> [GOAL]: Restate the entire listing word for word.

** START TASK MATERIAL **

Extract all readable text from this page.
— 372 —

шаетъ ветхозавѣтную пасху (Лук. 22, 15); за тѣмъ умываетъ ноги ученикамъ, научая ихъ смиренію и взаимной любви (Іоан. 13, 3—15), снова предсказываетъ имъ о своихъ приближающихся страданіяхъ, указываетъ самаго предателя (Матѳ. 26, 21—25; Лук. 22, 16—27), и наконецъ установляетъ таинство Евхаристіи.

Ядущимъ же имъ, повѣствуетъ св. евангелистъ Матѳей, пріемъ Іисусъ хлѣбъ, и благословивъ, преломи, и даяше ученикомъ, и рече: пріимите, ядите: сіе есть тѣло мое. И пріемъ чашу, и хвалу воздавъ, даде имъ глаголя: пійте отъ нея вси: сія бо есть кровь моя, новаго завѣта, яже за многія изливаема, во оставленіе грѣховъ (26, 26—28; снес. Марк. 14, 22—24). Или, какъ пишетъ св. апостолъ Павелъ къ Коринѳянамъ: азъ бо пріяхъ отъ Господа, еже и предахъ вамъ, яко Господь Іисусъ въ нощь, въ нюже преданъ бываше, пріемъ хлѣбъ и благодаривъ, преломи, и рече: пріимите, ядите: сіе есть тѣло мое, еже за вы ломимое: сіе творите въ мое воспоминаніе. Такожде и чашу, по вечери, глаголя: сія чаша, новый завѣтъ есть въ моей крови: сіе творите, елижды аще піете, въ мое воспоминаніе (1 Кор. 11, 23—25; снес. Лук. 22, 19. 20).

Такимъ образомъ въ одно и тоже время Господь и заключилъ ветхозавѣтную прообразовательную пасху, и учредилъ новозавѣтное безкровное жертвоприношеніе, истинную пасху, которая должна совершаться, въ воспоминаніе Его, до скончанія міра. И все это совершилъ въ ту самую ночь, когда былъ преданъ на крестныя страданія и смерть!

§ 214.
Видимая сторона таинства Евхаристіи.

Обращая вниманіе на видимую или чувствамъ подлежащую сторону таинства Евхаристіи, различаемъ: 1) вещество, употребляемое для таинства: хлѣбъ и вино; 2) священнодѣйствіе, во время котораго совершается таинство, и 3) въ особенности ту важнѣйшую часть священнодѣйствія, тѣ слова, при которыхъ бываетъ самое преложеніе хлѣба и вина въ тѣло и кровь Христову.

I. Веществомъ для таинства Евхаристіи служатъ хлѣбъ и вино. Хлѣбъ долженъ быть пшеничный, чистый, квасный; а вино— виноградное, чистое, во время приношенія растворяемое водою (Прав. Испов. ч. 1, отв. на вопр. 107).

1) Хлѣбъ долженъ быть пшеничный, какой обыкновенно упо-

** END TASK MATERIAL **

> [COMPLETE OUTPUT]:
Extract all readable text from this page.
— 372 —

шаетъ ветхозавѣтную пасху (Лук. 22, 15); за тѣмъ умываетъ ноги ученикамъ, научая ихъ смиренію и взаимной любви (Іоан. 13, 3—15), снова предсказываетъ имъ о своихъ приближающихся страданіяхъ, указываетъ самаго предателя (Матѳ. 26, 21—25; Лук. 22, 16—27), и наконецъ установляетъ таинство Евхаристіи.

Ядущимъ же имъ, повѣствуетъ св. евангелистъ Матѳей, пріемъ Іисусъ хлѣбъ, и благословивъ, преломи, и даяше ученикомъ, и рече: пріимите, ядите: сіе есть тѣло мое. И пріемъ чашу, и хвалу воздавъ, даде имъ глаголя: пійте отъ нея вси: сія бо есть кровь моя, новаго завѣта, яже за многія изливаема, во оставленіе грѣховъ (26, 26—28; снес. Марк. 14, 22—24). Или, какъ пишетъ св. апостолъ Павелъ къ Коринѳянамъ: азъ бо пріяхъ отъ Господа, еже и предахъ вамъ, яко Господь Іисусъ въ нощь, въ нюже преданъ бываше, пріемъ хлѣбъ и благодаривъ, преломи, и рече: пріимите, ядите: сіе есть тѣло мое, еже за вы ломимое: сіе творите въ мое воспоминаніе. Такожде и чашу, по вечери, глаголя: сія чаша, новый завѣтъ есть въ моей крови: сіе творите, елижды аще піете, въ мое воспоминаніе (1 Кор. 11, 23—25; снес. Лук. 22, 19. 20).

Такимъ образомъ въ одно и тоже время Господь и заключилъ ветхозавѣтную прообразовательную пасху, и учредилъ новозавѣтное безкровное жертвоприношеніе, истинную пасху, которая должна совершаться, въ воспоминаніе Его, до скончанія міра. И все это совершилъ въ ту самую ночь, когда былъ преданъ на крестныя страданія и смерть!

§ 214.
Видимая сторона таинства Евхаристіи.

Обращая вниманіе на видимую или чувствамъ подлежащую сторону таинства Евхаристіи, различаемъ: 1) вещество, употребляемое для таинства: хлѣбъ и вино; 2) священнодѣйствіе, во время котораго совершается таинство, и 3) въ особенности ту важнѣйшую часть священнодѣйствія, тѣ слова, при которыхъ бываетъ самое преложеніе хлѣба и вина въ тѣло и кровь Христову.

I. Веществомъ для таинства Евхаристіи служатъ хлѣбъ и вино. Хлѣбъ долженъ быть пшеничный, чистый, квасный; а вино— виноградное, чистое, во время приношенія растворяемое водою (Прав. Испов. ч. 1, отв. на вопр. 107).

1) Хлѣбъ долженъ быть пшеничный, какой обыкновенно упо-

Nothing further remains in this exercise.